__Written request__:
Without the pictures, return each record as it appears.

── Data excerpts ──

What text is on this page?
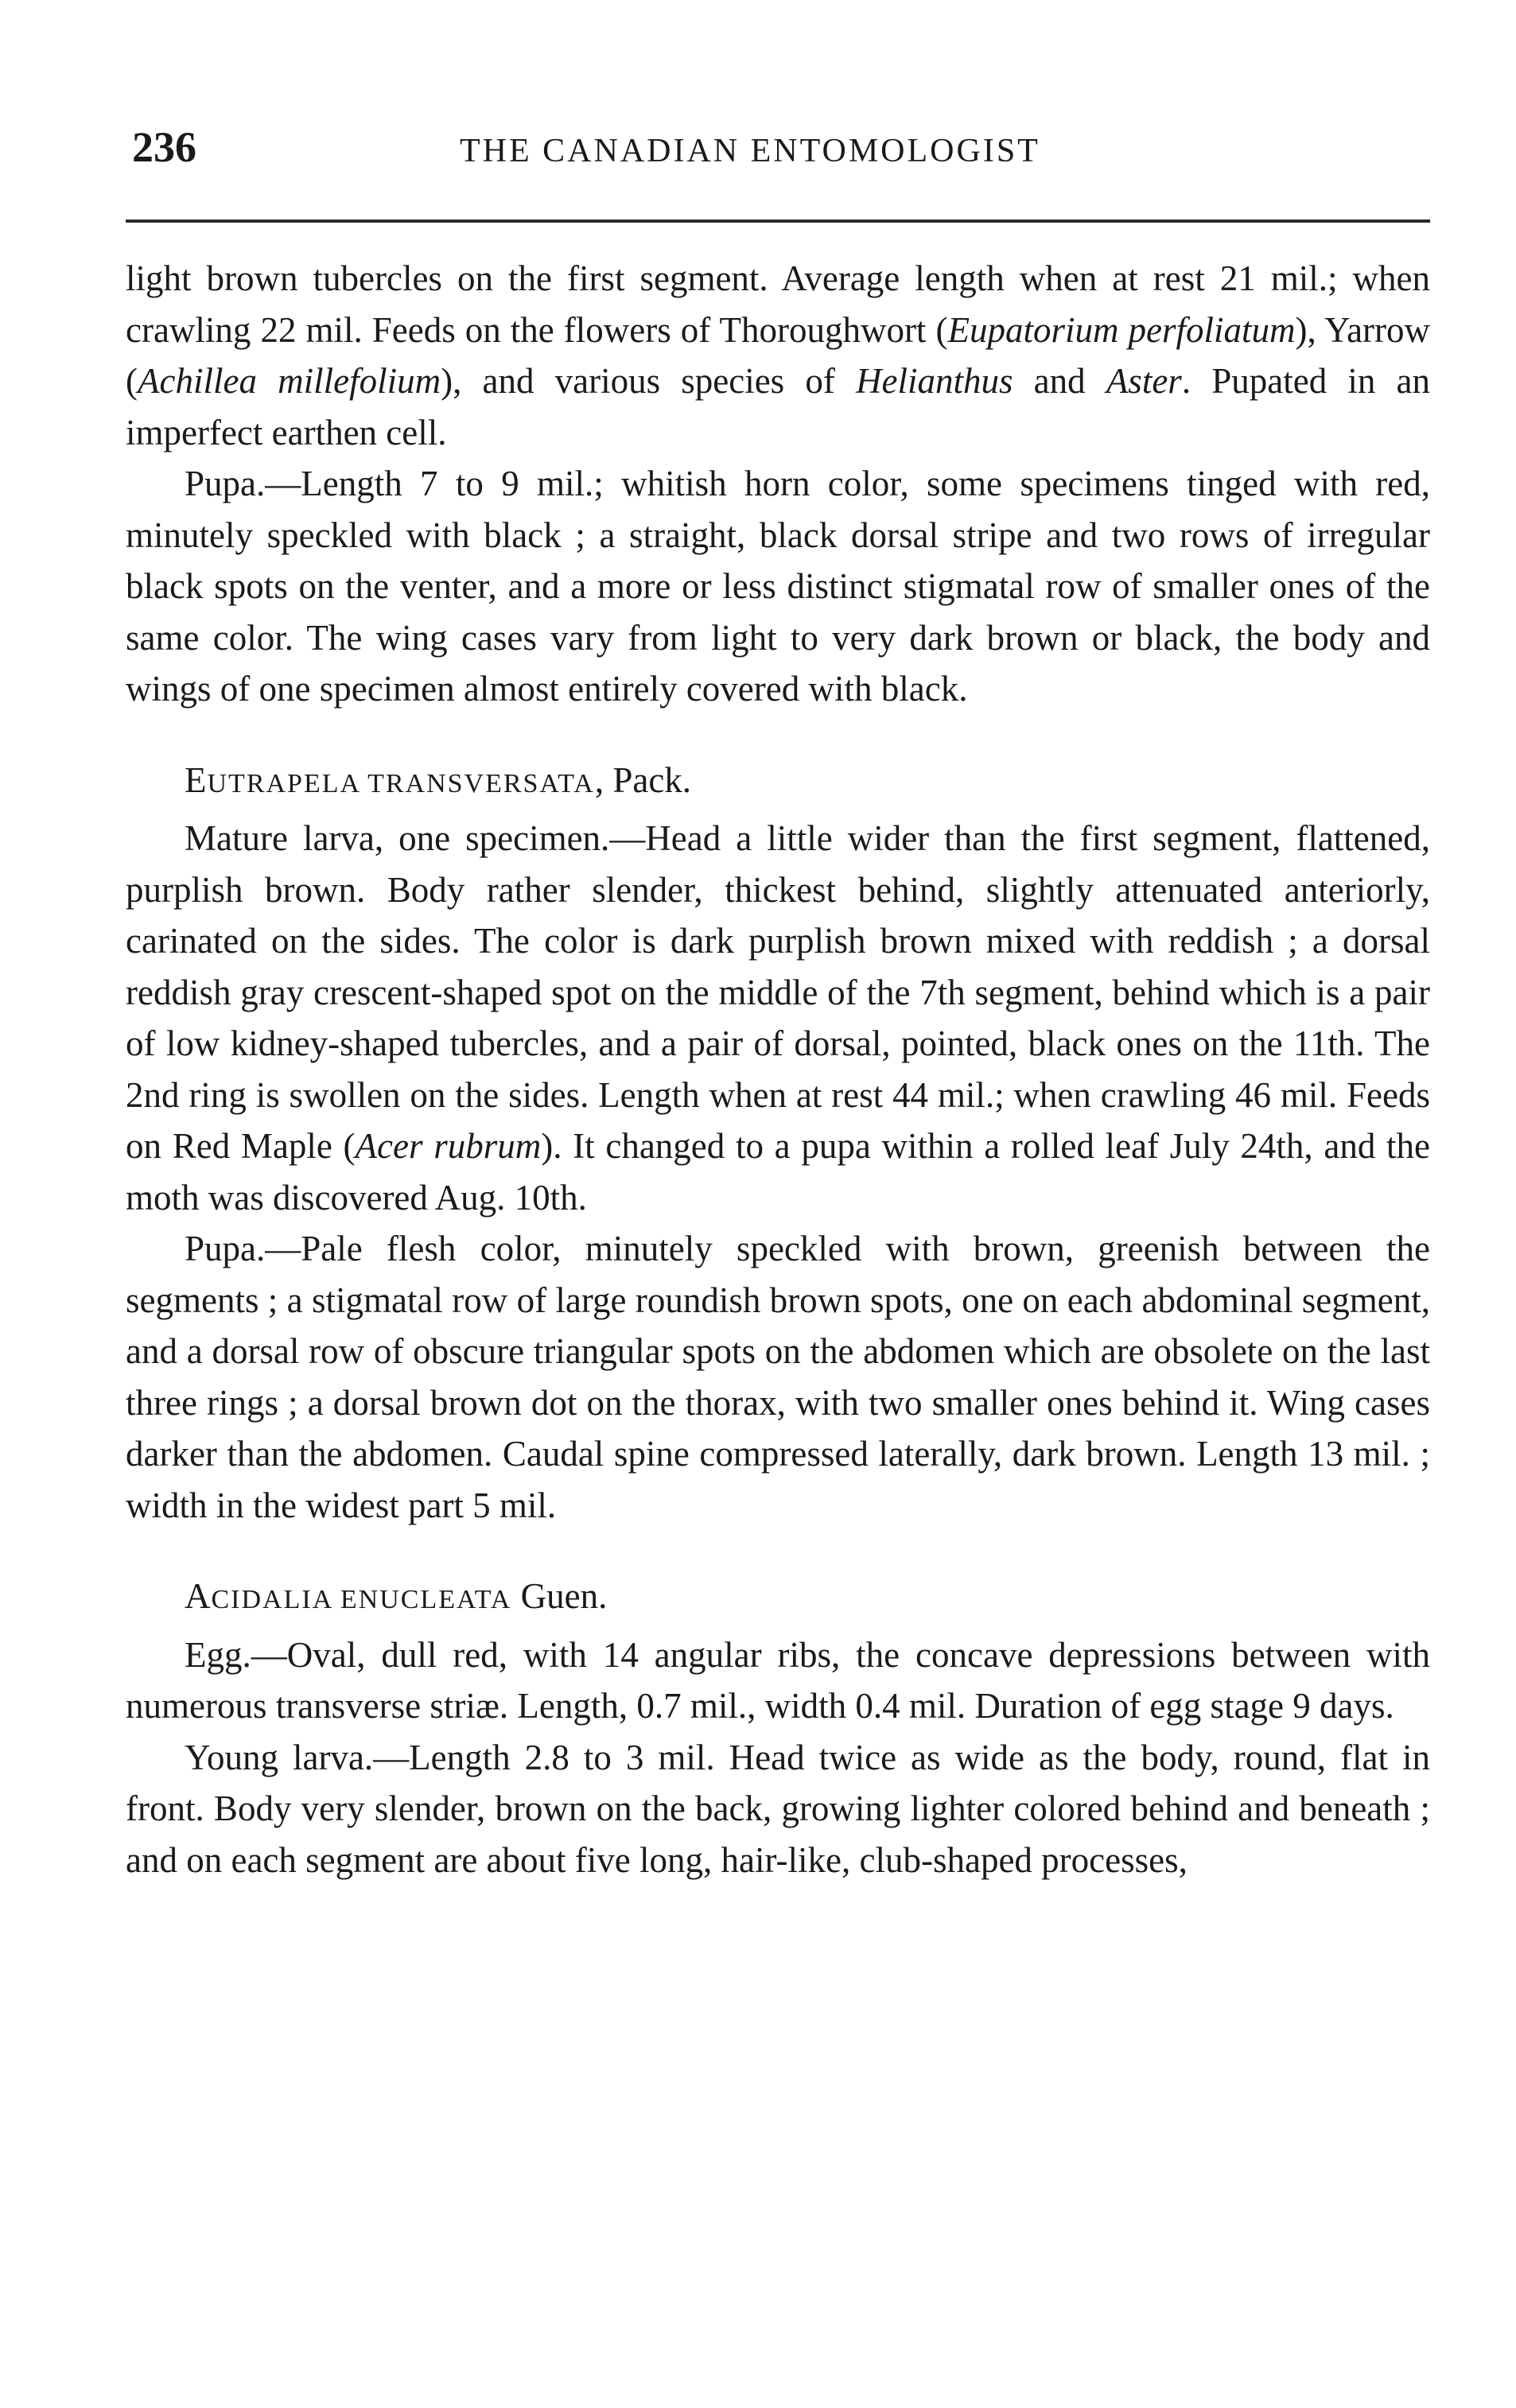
236	THE CANADIAN ENTOMOLOGIST

light brown tubercles on the first segment. Average length when at rest 21 mil.; when crawling 22 mil. Feeds on the flowers of Thoroughwort (Eupatorium perfoliatum), Yarrow (Achillea millefolium), and various species of Helianthus and Aster. Pupated in an imperfect earthen cell.

Pupa.—Length 7 to 9 mil.; whitish horn color, some specimens tinged with red, minutely speckled with black ; a straight, black dorsal stripe and two rows of irregular black spots on the venter, and a more or less distinct stigmatal row of smaller ones of the same color. The wing cases vary from light to very dark brown or black, the body and wings of one specimen almost entirely covered with black.

EUTRAPELA TRANSVERSATA, Pack.

Mature larva, one specimen.—Head a little wider than the first segment, flattened, purplish brown. Body rather slender, thickest behind, slightly attenuated anteriorly, carinated on the sides. The color is dark purplish brown mixed with reddish ; a dorsal reddish gray crescent-shaped spot on the middle of the 7th segment, behind which is a pair of low kidney-shaped tubercles, and a pair of dorsal, pointed, black ones on the 11th. The 2nd ring is swollen on the sides. Length when at rest 44 mil.; when crawling 46 mil. Feeds on Red Maple (Acer rubrum). It changed to a pupa within a rolled leaf July 24th, and the moth was discovered Aug. 10th.

Pupa.—Pale flesh color, minutely speckled with brown, greenish between the segments ; a stigmatal row of large roundish brown spots, one on each abdominal segment, and a dorsal row of obscure triangular spots on the abdomen which are obsolete on the last three rings ; a dorsal brown dot on the thorax, with two smaller ones behind it. Wing cases darker than the abdomen. Caudal spine compressed laterally, dark brown. Length 13 mil. ; width in the widest part 5 mil.

ACIDALIA ENUCLEATA Guen.

Egg.—Oval, dull red, with 14 angular ribs, the concave depressions between with numerous transverse striæ. Length, 0.7 mil., width 0.4 mil. Duration of egg stage 9 days.

Young larva.—Length 2.8 to 3 mil. Head twice as wide as the body, round, flat in front. Body very slender, brown on the back, growing lighter colored behind and beneath ; and on each segment are about five long, hair-like, club-shaped processes,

───

__Answer to this exercise__:
What text is on this page?
236	THE CANADIAN ENTOMOLOGIST

light brown tubercles on the first segment. Average length when at rest 21 mil.; when crawling 22 mil. Feeds on the flowers of Thoroughwort (Eupatorium perfoliatum), Yarrow (Achillea millefolium), and various species of Helianthus and Aster. Pupated in an imperfect earthen cell.

Pupa.—Length 7 to 9 mil.; whitish horn color, some specimens tinged with red, minutely speckled with black ; a straight, black dorsal stripe and two rows of irregular black spots on the venter, and a more or less distinct stigmatal row of smaller ones of the same color. The wing cases vary from light to very dark brown or black, the body and wings of one specimen almost entirely covered with black.

EUTRAPELA TRANSVERSATA, Pack.

Mature larva, one specimen.—Head a little wider than the first segment, flattened, purplish brown. Body rather slender, thickest behind, slightly attenuated anteriorly, carinated on the sides. The color is dark purplish brown mixed with reddish ; a dorsal reddish gray crescent-shaped spot on the middle of the 7th segment, behind which is a pair of low kidney-shaped tubercles, and a pair of dorsal, pointed, black ones on the 11th. The 2nd ring is swollen on the sides. Length when at rest 44 mil.; when crawling 46 mil. Feeds on Red Maple (Acer rubrum). It changed to a pupa within a rolled leaf July 24th, and the moth was discovered Aug. 10th.

Pupa.—Pale flesh color, minutely speckled with brown, greenish between the segments ; a stigmatal row of large roundish brown spots, one on each abdominal segment, and a dorsal row of obscure triangular spots on the abdomen which are obsolete on the last three rings ; a dorsal brown dot on the thorax, with two smaller ones behind it. Wing cases darker than the abdomen. Caudal spine compressed laterally, dark brown. Length 13 mil. ; width in the widest part 5 mil.

ACIDALIA ENUCLEATA Guen.

Egg.—Oval, dull red, with 14 angular ribs, the concave depressions between with numerous transverse striæ. Length, 0.7 mil., width 0.4 mil. Duration of egg stage 9 days.

Young larva.—Length 2.8 to 3 mil. Head twice as wide as the body, round, flat in front. Body very slender, brown on the back, growing lighter colored behind and beneath ; and on each segment are about five long, hair-like, club-shaped processes,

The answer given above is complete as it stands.